··· Extracted data ···

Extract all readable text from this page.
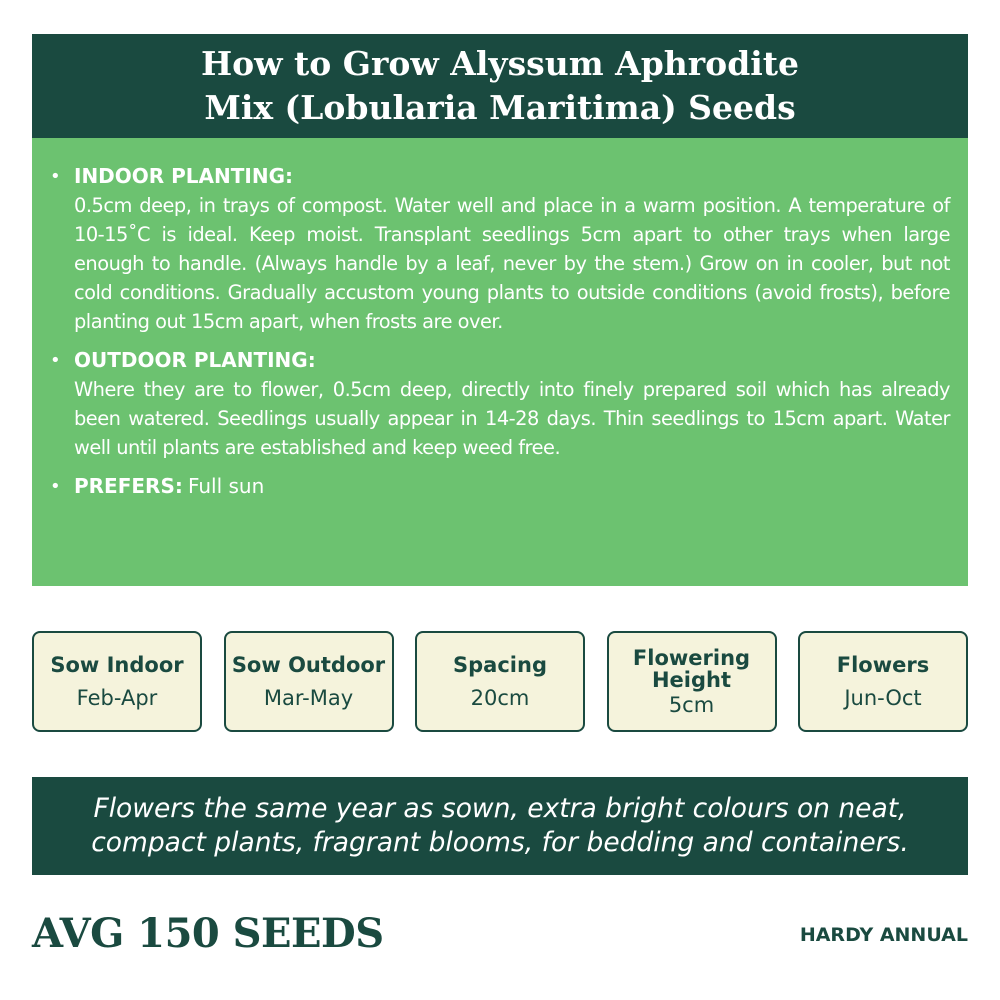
How to Grow Alyssum Aphrodite
Mix (Lobularia Maritima) Seeds
• INDOOR PLANTING:
0.5cm deep, in trays of compost. Water well and place in a warm position. A temperature of 10-15˚C is ideal. Keep moist. Transplant seedlings 5cm apart to other trays when large enough to handle. (Always handle by a leaf, never by the stem.) Grow on in cooler, but not cold conditions. Gradually accustom young plants to outside conditions (avoid frosts), before planting out 15cm apart, when frosts are over.
• OUTDOOR PLANTING:
Where they are to flower, 0.5cm deep, directly into finely prepared soil which has already been watered. Seedlings usually appear in 14-28 days. Thin seedlings to 15cm apart. Water well until plants are established and keep weed free.
• PREFERS: Full sun
Sow Indoor
Feb-Apr
Sow Outdoor
Mar-May
Spacing
20cm
Flowering Height
5cm
Flowers
Jun-Oct
Flowers the same year as sown, extra bright colours on neat,
compact plants, fragrant blooms, for bedding and containers.
AVG 150 SEEDS	HARDY ANNUAL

···

→ Objective: Show every line in the records above that contains the word "Flowers".

→ Right answer:
Flowers
Flowers the same year as sown, extra bright colours on neat,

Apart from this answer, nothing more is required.